_Requirement_:
Make an exact transcription of the material, leaving out all images.

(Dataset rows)
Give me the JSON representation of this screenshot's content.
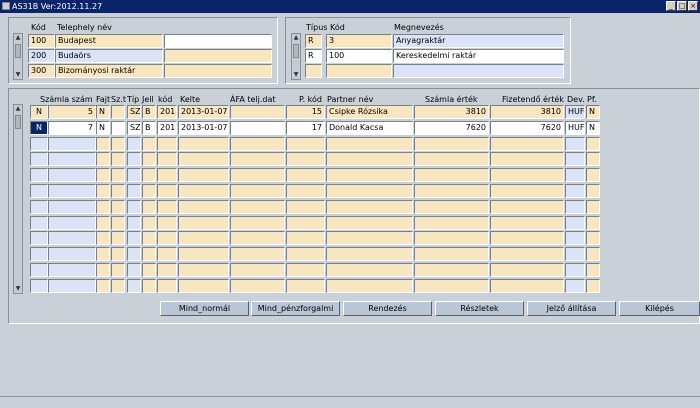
{
  "window": {
    "title": "AS31B Ver:2012.11.27"
  },
  "telephely": {
    "headers": {
      "kod": "Kód",
      "nev": "Telephely név"
    },
    "rows": [
      {
        "kod": "100",
        "nev": "Budapest"
      },
      {
        "kod": "200",
        "nev": "Budaörs"
      },
      {
        "kod": "300",
        "nev": "Bizományosi raktár"
      }
    ]
  },
  "raktar": {
    "headers": {
      "tipus": "Típus",
      "kod": "Kód",
      "megnevezes": "Megnevezés"
    },
    "rows": [
      {
        "tipus": "R",
        "kod": "3",
        "megnevezes": "Anyagraktár"
      },
      {
        "tipus": "R",
        "kod": "100",
        "megnevezes": "Kereskedelmi raktár"
      },
      {
        "tipus": "",
        "kod": "",
        "megnevezes": ""
      }
    ]
  },
  "szamlak": {
    "headers": {
      "szam": "Számla szám",
      "fajt": "Fajt",
      "szt": "Sz.t",
      "tip": "Típ",
      "jell": "Jell",
      "kod": "kód",
      "kelte": "Kelte",
      "afa": "ÁFA telj.dat",
      "pkod": "P. kód",
      "partner": "Partner név",
      "ertek": "Számla érték",
      "fizetendo": "Fizetendő érték",
      "dev": "Dev.",
      "pf": "Pf."
    },
    "rows": [
      {
        "prefix": "N",
        "szam": "5",
        "fajt": "N",
        "szt": "",
        "tip": "SZ",
        "jell": "B",
        "kod": "201",
        "kelte": "2013-01-07",
        "afa": "",
        "pkod": "15",
        "partner": "Csipke Rózsika",
        "ertek": "3810",
        "fizetendo": "3810",
        "dev": "HUF",
        "pf": "N"
      },
      {
        "prefix": "N",
        "szam": "7",
        "fajt": "N",
        "szt": "",
        "tip": "SZ",
        "jell": "B",
        "kod": "201",
        "kelte": "2013-01-07",
        "afa": "",
        "pkod": "17",
        "partner": "Donald Kacsa",
        "ertek": "7620",
        "fizetendo": "7620",
        "dev": "HUF",
        "pf": "N"
      }
    ]
  },
  "buttons": {
    "mind_normal": "Mind_normál",
    "mind_penzforgalmi": "Mind_pénzforgalmi",
    "rendezes": "Rendezés",
    "reszletek": "Részletek",
    "jelzo": "Jelző állítása",
    "kilepes": "Kilépés"
  },
  "colors": {
    "titlebar": "#0a246a",
    "row_yellow": "#f8e6c0",
    "row_blue": "#dbe4f7",
    "background": "#c9d0d8",
    "button": "#b9c6d6"
  }
}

_Answer_:
Give me the JSON representation of this screenshot's content.
{
  "window": {
    "title": "AS31B Ver:2012.11.27"
  },
  "telephely": {
    "headers": {
      "kod": "Kód",
      "nev": "Telephely név"
    },
    "rows": [
      {
        "kod": "100",
        "nev": "Budapest"
      },
      {
        "kod": "200",
        "nev": "Budaörs"
      },
      {
        "kod": "300",
        "nev": "Bizományosi raktár"
      }
    ]
  },
  "raktar": {
    "headers": {
      "tipus": "Típus",
      "kod": "Kód",
      "megnevezes": "Megnevezés"
    },
    "rows": [
      {
        "tipus": "R",
        "kod": "3",
        "megnevezes": "Anyagraktár"
      },
      {
        "tipus": "R",
        "kod": "100",
        "megnevezes": "Kereskedelmi raktár"
      },
      {
        "tipus": "",
        "kod": "",
        "megnevezes": ""
      }
    ]
  },
  "szamlak": {
    "headers": {
      "szam": "Számla szám",
      "fajt": "Fajt",
      "szt": "Sz.t",
      "tip": "Típ",
      "jell": "Jell",
      "kod": "kód",
      "kelte": "Kelte",
      "afa": "ÁFA telj.dat",
      "pkod": "P. kód",
      "partner": "Partner név",
      "ertek": "Számla érték",
      "fizetendo": "Fizetendő érték",
      "dev": "Dev.",
      "pf": "Pf."
    },
    "rows": [
      {
        "prefix": "N",
        "szam": "5",
        "fajt": "N",
        "szt": "",
        "tip": "SZ",
        "jell": "B",
        "kod": "201",
        "kelte": "2013-01-07",
        "afa": "",
        "pkod": "15",
        "partner": "Csipke Rózsika",
        "ertek": "3810",
        "fizetendo": "3810",
        "dev": "HUF",
        "pf": "N"
      },
      {
        "prefix": "N",
        "szam": "7",
        "fajt": "N",
        "szt": "",
        "tip": "SZ",
        "jell": "B",
        "kod": "201",
        "kelte": "2013-01-07",
        "afa": "",
        "pkod": "17",
        "partner": "Donald Kacsa",
        "ertek": "7620",
        "fizetendo": "7620",
        "dev": "HUF",
        "pf": "N"
      }
    ]
  },
  "buttons": {
    "mind_normal": "Mind_normál",
    "mind_penzforgalmi": "Mind_pénzforgalmi",
    "rendezes": "Rendezés",
    "reszletek": "Részletek",
    "jelzo": "Jelző állítása",
    "kilepes": "Kilépés"
  },
  "colors": {
    "titlebar": "#0a246a",
    "row_yellow": "#f8e6c0",
    "row_blue": "#dbe4f7",
    "background": "#c9d0d8",
    "button": "#b9c6d6"
  }
}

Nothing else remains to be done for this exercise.